Problem to work on —
Pictures are not part of the copy; repeat everything else in the records exactly.

-- begin --

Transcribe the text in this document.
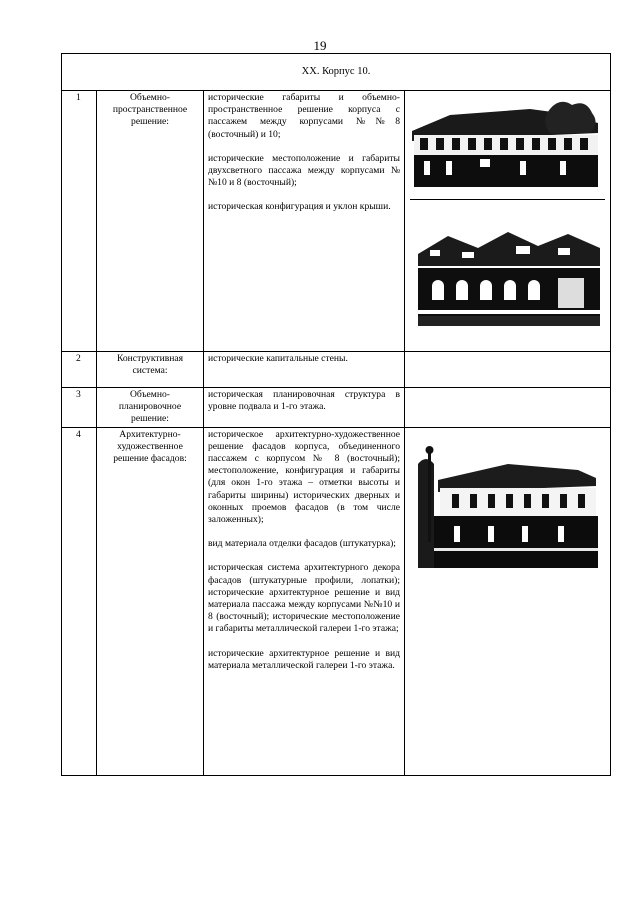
19
XX. Корпус 10.			
1	Объемно-пространственное решение:	исторические габариты и объемно-пространственное решение корпуса с пассажем между корпусами №№8 (восточный) и 10;

исторические местоположение и габариты двухсветного пассажа между корпусами №№10 и 8 (восточный);

историческая конфигурация и уклон крыши.

2	Конструктивная система:	исторические капитальные стены.	

3	Объемно-планировочное решение:	историческая планировочная структура в уровне подвала и 1-го этажа.	

4	Архитектурно-художественное решение фасадов:	историческое архитектурно-художественное решение фасадов корпуса, объединенного пассажем с корпусом № 8 (восточный); местоположение, конфигурация и габариты (для окон 1-го этажа – отметки высоты и габариты ширины) исторических дверных и оконных проемов фасадов (в том числе заложенных);

вид материала отделки фасадов (штукатурка);

историческая система архитектурного декора фасадов (штукатурные профили, лопатки); исторические архитектурное решение и вид материала пассажа между корпусами №№10 и 8 (восточный); исторические местоположение и габариты металлической галереи 1-го этажа;

исторические архитектурное решение и вид материала металлической галереи 1-го этажа.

-- end --

Output for this exercise —
Transcribe the text in this document.
19
XX. Корпус 10.			
1	Объемно-пространственное решение:	исторические габариты и объемно-пространственное решение корпуса с пассажем между корпусами №№8 (восточный) и 10;

исторические местоположение и габариты двухсветного пассажа между корпусами №№10 и 8 (восточный);

историческая конфигурация и уклон крыши.

2	Конструктивная система:	исторические капитальные стены.	

3	Объемно-планировочное решение:	историческая планировочная структура в уровне подвала и 1-го этажа.	

4	Архитектурно-художественное решение фасадов:	историческое архитектурно-художественное решение фасадов корпуса, объединенного пассажем с корпусом № 8 (восточный); местоположение, конфигурация и габариты (для окон 1-го этажа – отметки высоты и габариты ширины) исторических дверных и оконных проемов фасадов (в том числе заложенных);

вид материала отделки фасадов (штукатурка);

историческая система архитектурного декора фасадов (штукатурные профили, лопатки); исторические архитектурное решение и вид материала пассажа между корпусами №№10 и 8 (восточный); исторические местоположение и габариты металлической галереи 1-го этажа;

исторические архитектурное решение и вид материала металлической галереи 1-го этажа.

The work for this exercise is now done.